Copy each line below without leaving any out.
=======
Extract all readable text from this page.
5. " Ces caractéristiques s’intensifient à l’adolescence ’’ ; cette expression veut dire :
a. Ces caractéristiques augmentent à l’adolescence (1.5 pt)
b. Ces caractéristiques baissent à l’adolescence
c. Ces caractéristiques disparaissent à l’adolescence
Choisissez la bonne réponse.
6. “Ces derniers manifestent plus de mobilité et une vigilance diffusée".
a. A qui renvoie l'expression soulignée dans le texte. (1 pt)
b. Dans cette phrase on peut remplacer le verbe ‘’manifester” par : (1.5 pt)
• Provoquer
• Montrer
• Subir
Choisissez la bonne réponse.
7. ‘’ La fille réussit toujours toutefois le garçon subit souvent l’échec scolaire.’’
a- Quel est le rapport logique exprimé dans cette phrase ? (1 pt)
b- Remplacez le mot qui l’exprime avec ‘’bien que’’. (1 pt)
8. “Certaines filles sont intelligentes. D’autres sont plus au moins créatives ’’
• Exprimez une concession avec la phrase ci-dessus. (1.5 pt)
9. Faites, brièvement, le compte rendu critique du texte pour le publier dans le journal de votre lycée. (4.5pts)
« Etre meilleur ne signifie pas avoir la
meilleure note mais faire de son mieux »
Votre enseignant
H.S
=======
Written response:
Extract all readable text from this page.
5. " Ces caractéristiques s’intensifient à l’adolescence ’’ ; cette expression veut dire :
a. Ces caractéristiques augmentent à l’adolescence (1.5 pt)
b. Ces caractéristiques baissent à l’adolescence
c. Ces caractéristiques disparaissent à l’adolescence
Choisissez la bonne réponse.
6. “Ces derniers manifestent plus de mobilité et une vigilance diffusée".
a. A qui renvoie l'expression soulignée dans le texte. (1 pt)
b. Dans cette phrase on peut remplacer le verbe ‘’manifester” par : (1.5 pt)
• Provoquer
• Montrer
• Subir
Choisissez la bonne réponse.
7. ‘’ La fille réussit toujours toutefois le garçon subit souvent l’échec scolaire.’’
a- Quel est le rapport logique exprimé dans cette phrase ? (1 pt)
b- Remplacez le mot qui l’exprime avec ‘’bien que’’. (1 pt)
8. “Certaines filles sont intelligentes. D’autres sont plus au moins créatives ’’
• Exprimez une concession avec la phrase ci-dessus. (1.5 pt)
9. Faites, brièvement, le compte rendu critique du texte pour le publier dans le journal de votre lycée. (4.5pts)
« Etre meilleur ne signifie pas avoir la
meilleure note mais faire de son mieux »
Votre enseignant
H.S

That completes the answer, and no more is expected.